Start of PROVIDED RECORDS
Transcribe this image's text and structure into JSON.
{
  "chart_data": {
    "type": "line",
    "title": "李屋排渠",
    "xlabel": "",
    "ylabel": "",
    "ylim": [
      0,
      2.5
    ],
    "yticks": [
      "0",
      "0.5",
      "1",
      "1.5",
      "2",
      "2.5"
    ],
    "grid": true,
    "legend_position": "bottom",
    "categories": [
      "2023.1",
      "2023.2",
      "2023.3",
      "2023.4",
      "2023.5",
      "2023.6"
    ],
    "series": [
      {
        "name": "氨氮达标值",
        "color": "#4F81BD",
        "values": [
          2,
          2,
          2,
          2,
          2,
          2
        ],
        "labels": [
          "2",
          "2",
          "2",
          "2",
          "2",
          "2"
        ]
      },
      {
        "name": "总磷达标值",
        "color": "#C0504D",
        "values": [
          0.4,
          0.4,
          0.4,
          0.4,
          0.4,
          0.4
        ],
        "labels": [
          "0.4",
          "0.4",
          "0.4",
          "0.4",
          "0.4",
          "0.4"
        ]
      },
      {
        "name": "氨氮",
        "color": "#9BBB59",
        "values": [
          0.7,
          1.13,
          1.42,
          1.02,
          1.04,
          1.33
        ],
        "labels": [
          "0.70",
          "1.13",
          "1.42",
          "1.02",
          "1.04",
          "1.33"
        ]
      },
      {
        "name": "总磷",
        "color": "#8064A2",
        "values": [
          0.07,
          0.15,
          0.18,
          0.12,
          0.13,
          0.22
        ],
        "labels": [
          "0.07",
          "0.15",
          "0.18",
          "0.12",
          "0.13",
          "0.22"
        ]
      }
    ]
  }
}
End of PROVIDED RECORDS
▶ [WHAT TO DO]
Copy every line of the material, please, keeping it exactly the same.

▶ [THE OUTPUT]
Transcribe this image's text and structure into JSON.
{
  "chart_data": {
    "type": "line",
    "title": "李屋排渠",
    "xlabel": "",
    "ylabel": "",
    "ylim": [
      0,
      2.5
    ],
    "yticks": [
      "0",
      "0.5",
      "1",
      "1.5",
      "2",
      "2.5"
    ],
    "grid": true,
    "legend_position": "bottom",
    "categories": [
      "2023.1",
      "2023.2",
      "2023.3",
      "2023.4",
      "2023.5",
      "2023.6"
    ],
    "series": [
      {
        "name": "氨氮达标值",
        "color": "#4F81BD",
        "values": [
          2,
          2,
          2,
          2,
          2,
          2
        ],
        "labels": [
          "2",
          "2",
          "2",
          "2",
          "2",
          "2"
        ]
      },
      {
        "name": "总磷达标值",
        "color": "#C0504D",
        "values": [
          0.4,
          0.4,
          0.4,
          0.4,
          0.4,
          0.4
        ],
        "labels": [
          "0.4",
          "0.4",
          "0.4",
          "0.4",
          "0.4",
          "0.4"
        ]
      },
      {
        "name": "氨氮",
        "color": "#9BBB59",
        "values": [
          0.7,
          1.13,
          1.42,
          1.02,
          1.04,
          1.33
        ],
        "labels": [
          "0.70",
          "1.13",
          "1.42",
          "1.02",
          "1.04",
          "1.33"
        ]
      },
      {
        "name": "总磷",
        "color": "#8064A2",
        "values": [
          0.07,
          0.15,
          0.18,
          0.12,
          0.13,
          0.22
        ],
        "labels": [
          "0.07",
          "0.15",
          "0.18",
          "0.12",
          "0.13",
          "0.22"
        ]
      }
    ]
  }
}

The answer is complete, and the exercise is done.